### Task
Go through the entries below and print each one exactly, leaving out pictures.

------ Recorded data

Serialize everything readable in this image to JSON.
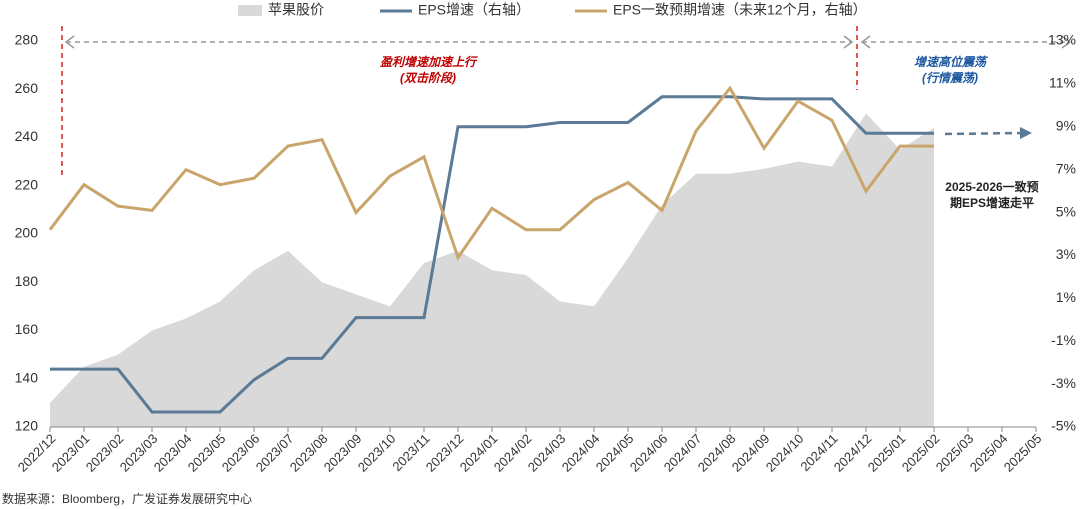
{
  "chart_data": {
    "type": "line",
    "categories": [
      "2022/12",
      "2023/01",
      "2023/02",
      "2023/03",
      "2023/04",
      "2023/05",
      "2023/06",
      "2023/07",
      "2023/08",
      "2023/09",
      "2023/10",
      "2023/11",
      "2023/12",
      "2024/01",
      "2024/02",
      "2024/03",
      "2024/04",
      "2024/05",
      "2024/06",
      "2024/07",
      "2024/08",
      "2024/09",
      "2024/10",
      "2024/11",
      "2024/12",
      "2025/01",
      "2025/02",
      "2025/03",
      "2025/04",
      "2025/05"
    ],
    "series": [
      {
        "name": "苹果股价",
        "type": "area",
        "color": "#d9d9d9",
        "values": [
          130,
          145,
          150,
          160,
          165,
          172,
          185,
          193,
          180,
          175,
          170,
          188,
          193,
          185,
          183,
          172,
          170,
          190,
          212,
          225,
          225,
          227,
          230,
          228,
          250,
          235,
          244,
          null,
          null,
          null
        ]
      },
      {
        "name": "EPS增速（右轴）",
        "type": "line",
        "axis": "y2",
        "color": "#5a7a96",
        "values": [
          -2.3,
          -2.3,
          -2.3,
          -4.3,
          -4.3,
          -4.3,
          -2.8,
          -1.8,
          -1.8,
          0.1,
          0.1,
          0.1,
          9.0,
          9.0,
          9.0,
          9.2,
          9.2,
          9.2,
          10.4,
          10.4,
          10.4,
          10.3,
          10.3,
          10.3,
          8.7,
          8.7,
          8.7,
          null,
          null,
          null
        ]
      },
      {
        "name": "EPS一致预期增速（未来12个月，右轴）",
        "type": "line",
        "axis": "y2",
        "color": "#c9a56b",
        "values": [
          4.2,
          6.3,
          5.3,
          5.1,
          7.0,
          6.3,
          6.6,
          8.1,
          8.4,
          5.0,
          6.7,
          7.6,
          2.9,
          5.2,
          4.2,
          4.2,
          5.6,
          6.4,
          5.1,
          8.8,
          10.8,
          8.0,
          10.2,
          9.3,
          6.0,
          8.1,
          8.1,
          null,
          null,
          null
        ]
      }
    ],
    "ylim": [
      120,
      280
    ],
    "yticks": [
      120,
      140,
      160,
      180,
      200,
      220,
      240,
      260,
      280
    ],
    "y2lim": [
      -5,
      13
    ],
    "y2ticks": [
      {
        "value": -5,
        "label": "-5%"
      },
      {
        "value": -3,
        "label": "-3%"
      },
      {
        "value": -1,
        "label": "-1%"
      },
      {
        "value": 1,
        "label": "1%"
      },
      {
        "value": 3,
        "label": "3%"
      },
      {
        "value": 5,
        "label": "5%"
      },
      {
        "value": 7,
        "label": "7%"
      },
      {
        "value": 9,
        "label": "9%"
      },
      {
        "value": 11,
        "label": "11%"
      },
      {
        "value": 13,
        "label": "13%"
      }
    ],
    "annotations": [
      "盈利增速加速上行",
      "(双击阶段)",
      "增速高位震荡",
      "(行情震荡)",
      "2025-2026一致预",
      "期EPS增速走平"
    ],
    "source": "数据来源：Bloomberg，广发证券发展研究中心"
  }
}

------------

### Reply to the task
Serialize everything readable in this image to JSON.
{
  "chart_data": {
    "type": "line",
    "categories": [
      "2022/12",
      "2023/01",
      "2023/02",
      "2023/03",
      "2023/04",
      "2023/05",
      "2023/06",
      "2023/07",
      "2023/08",
      "2023/09",
      "2023/10",
      "2023/11",
      "2023/12",
      "2024/01",
      "2024/02",
      "2024/03",
      "2024/04",
      "2024/05",
      "2024/06",
      "2024/07",
      "2024/08",
      "2024/09",
      "2024/10",
      "2024/11",
      "2024/12",
      "2025/01",
      "2025/02",
      "2025/03",
      "2025/04",
      "2025/05"
    ],
    "series": [
      {
        "name": "苹果股价",
        "type": "area",
        "color": "#d9d9d9",
        "values": [
          130,
          145,
          150,
          160,
          165,
          172,
          185,
          193,
          180,
          175,
          170,
          188,
          193,
          185,
          183,
          172,
          170,
          190,
          212,
          225,
          225,
          227,
          230,
          228,
          250,
          235,
          244,
          null,
          null,
          null
        ]
      },
      {
        "name": "EPS增速（右轴）",
        "type": "line",
        "axis": "y2",
        "color": "#5a7a96",
        "values": [
          -2.3,
          -2.3,
          -2.3,
          -4.3,
          -4.3,
          -4.3,
          -2.8,
          -1.8,
          -1.8,
          0.1,
          0.1,
          0.1,
          9.0,
          9.0,
          9.0,
          9.2,
          9.2,
          9.2,
          10.4,
          10.4,
          10.4,
          10.3,
          10.3,
          10.3,
          8.7,
          8.7,
          8.7,
          null,
          null,
          null
        ]
      },
      {
        "name": "EPS一致预期增速（未来12个月，右轴）",
        "type": "line",
        "axis": "y2",
        "color": "#c9a56b",
        "values": [
          4.2,
          6.3,
          5.3,
          5.1,
          7.0,
          6.3,
          6.6,
          8.1,
          8.4,
          5.0,
          6.7,
          7.6,
          2.9,
          5.2,
          4.2,
          4.2,
          5.6,
          6.4,
          5.1,
          8.8,
          10.8,
          8.0,
          10.2,
          9.3,
          6.0,
          8.1,
          8.1,
          null,
          null,
          null
        ]
      }
    ],
    "ylim": [
      120,
      280
    ],
    "yticks": [
      120,
      140,
      160,
      180,
      200,
      220,
      240,
      260,
      280
    ],
    "y2lim": [
      -5,
      13
    ],
    "y2ticks": [
      {
        "value": -5,
        "label": "-5%"
      },
      {
        "value": -3,
        "label": "-3%"
      },
      {
        "value": -1,
        "label": "-1%"
      },
      {
        "value": 1,
        "label": "1%"
      },
      {
        "value": 3,
        "label": "3%"
      },
      {
        "value": 5,
        "label": "5%"
      },
      {
        "value": 7,
        "label": "7%"
      },
      {
        "value": 9,
        "label": "9%"
      },
      {
        "value": 11,
        "label": "11%"
      },
      {
        "value": 13,
        "label": "13%"
      }
    ],
    "annotations": [
      "盈利增速加速上行",
      "(双击阶段)",
      "增速高位震荡",
      "(行情震荡)",
      "2025-2026一致预",
      "期EPS增速走平"
    ],
    "source": "数据来源：Bloomberg，广发证券发展研究中心"
  }
}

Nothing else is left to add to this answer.